Images appear in the records below; leave them out and repeat everything else exactly.

**Data for this task**
▬▬▬▬▬▬▬▬▬▬
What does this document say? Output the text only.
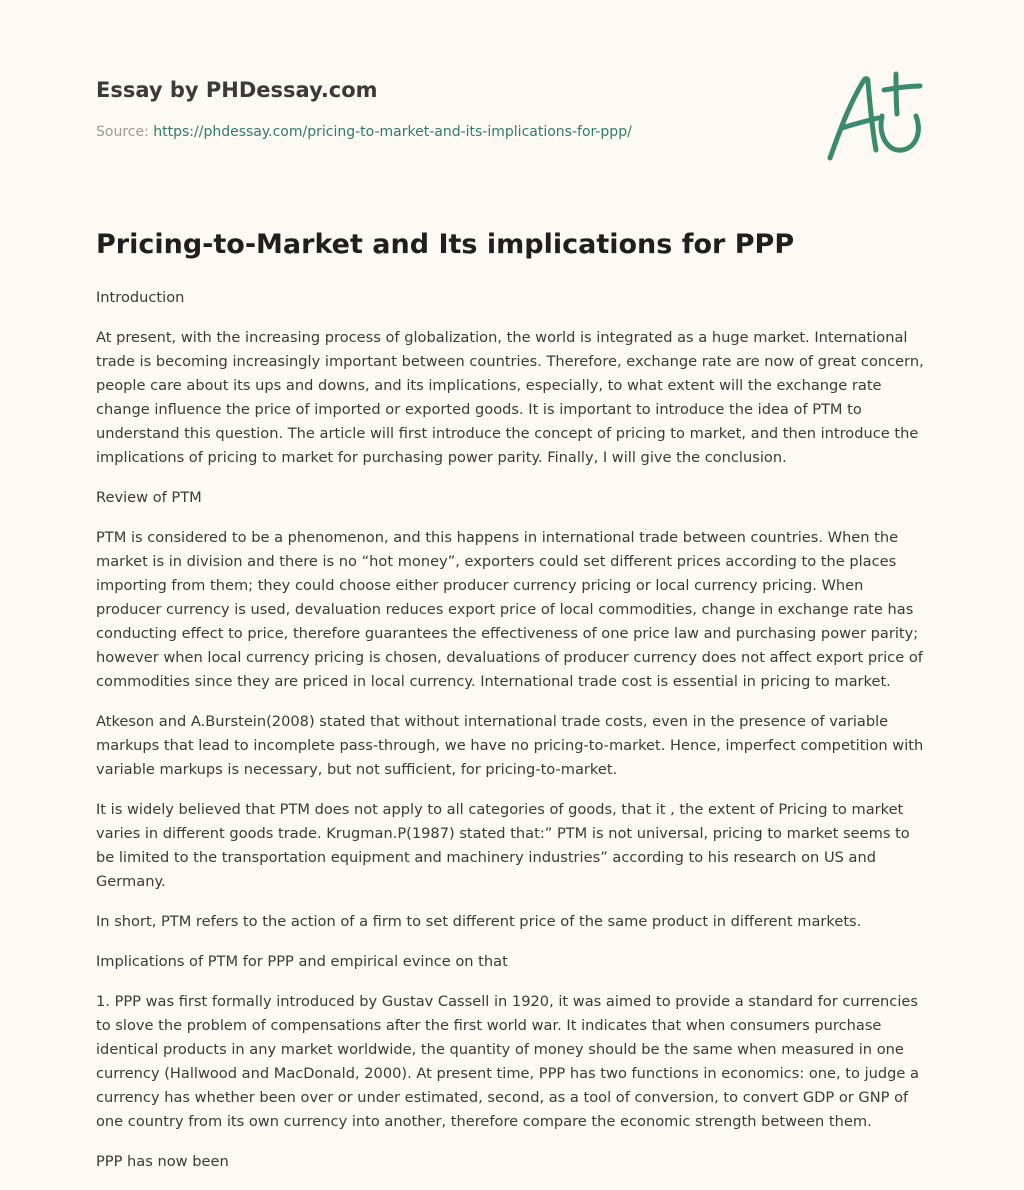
Essay by PHDessay.com
Source: https://phdessay.com/pricing-to-market-and-its-implications-for-ppp/
Pricing-to-Market and Its implications for PPP

Introduction

At present, with the increasing process of globalization, the world is integrated as a huge market. International trade is becoming increasingly important between countries. Therefore, exchange rate are now of great concern, people care about its ups and downs, and its implications, especially, to what extent will the exchange rate change influence the price of imported or exported goods. It is important to introduce the idea of PTM to understand this question. The article will first introduce the concept of pricing to market, and then introduce the implications of pricing to market for purchasing power parity. Finally, I will give the conclusion.

Review of PTM

PTM is considered to be a phenomenon, and this happens in international trade between countries. When the market is in division and there is no “hot money”, exporters could set different prices according to the places importing from them; they could choose either producer currency pricing or local currency pricing. When producer currency is used, devaluation reduces export price of local commodities, change in exchange rate has conducting effect to price, therefore guarantees the effectiveness of one price law and purchasing power parity; however when local currency pricing is chosen, devaluations of producer currency does not affect export price of commodities since they are priced in local currency. International trade cost is essential in pricing to market.

Atkeson and A.Burstein(2008) stated that without international trade costs, even in the presence of variable markups that lead to incomplete pass-through, we have no pricing-to-market. Hence, imperfect competition with variable markups is necessary, but not sufficient, for pricing-to-market.

It is widely believed that PTM does not apply to all categories of goods, that it , the extent of Pricing to market varies in different goods trade. Krugman.P(1987) stated that:” PTM is not universal, pricing to market seems to be limited to the transportation equipment and machinery industries” according to his research on US and Germany.

In short, PTM refers to the action of a firm to set different price of the same product in different markets.

Implications of PTM for PPP and empirical evince on that

1. PPP was first formally introduced by Gustav Cassell in 1920, it was aimed to provide a standard for currencies to slove the problem of compensations after the first world war. It indicates that when consumers purchase identical products in any market worldwide, the quantity of money should be the same when measured in one currency (Hallwood and MacDonald, 2000). At present time, PPP has two functions in economics: one, to judge a currency has whether been over or under estimated, second, as a tool of conversion, to convert GDP or GNP of one country from its own currency into another, therefore compare the economic strength between them.

PPP has now been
▬▬▬▬▬▬▬▬▬▬
**The output**
What does this document say? Output the text only.
Essay by PHDessay.com
Source: https://phdessay.com/pricing-to-market-and-its-implications-for-ppp/
Pricing-to-Market and Its implications for PPP

Introduction

At present, with the increasing process of globalization, the world is integrated as a huge market. International trade is becoming increasingly important between countries. Therefore, exchange rate are now of great concern, people care about its ups and downs, and its implications, especially, to what extent will the exchange rate change influence the price of imported or exported goods. It is important to introduce the idea of PTM to understand this question. The article will first introduce the concept of pricing to market, and then introduce the implications of pricing to market for purchasing power parity. Finally, I will give the conclusion.

Review of PTM

PTM is considered to be a phenomenon, and this happens in international trade between countries. When the market is in division and there is no “hot money”, exporters could set different prices according to the places importing from them; they could choose either producer currency pricing or local currency pricing. When producer currency is used, devaluation reduces export price of local commodities, change in exchange rate has conducting effect to price, therefore guarantees the effectiveness of one price law and purchasing power parity; however when local currency pricing is chosen, devaluations of producer currency does not affect export price of commodities since they are priced in local currency. International trade cost is essential in pricing to market.

Atkeson and A.Burstein(2008) stated that without international trade costs, even in the presence of variable markups that lead to incomplete pass-through, we have no pricing-to-market. Hence, imperfect competition with variable markups is necessary, but not sufficient, for pricing-to-market.

It is widely believed that PTM does not apply to all categories of goods, that it , the extent of Pricing to market varies in different goods trade. Krugman.P(1987) stated that:” PTM is not universal, pricing to market seems to be limited to the transportation equipment and machinery industries” according to his research on US and Germany.

In short, PTM refers to the action of a firm to set different price of the same product in different markets.

Implications of PTM for PPP and empirical evince on that

1. PPP was first formally introduced by Gustav Cassell in 1920, it was aimed to provide a standard for currencies to slove the problem of compensations after the first world war. It indicates that when consumers purchase identical products in any market worldwide, the quantity of money should be the same when measured in one currency (Hallwood and MacDonald, 2000). At present time, PPP has two functions in economics: one, to judge a currency has whether been over or under estimated, second, as a tool of conversion, to convert GDP or GNP of one country from its own currency into another, therefore compare the economic strength between them.

PPP has now been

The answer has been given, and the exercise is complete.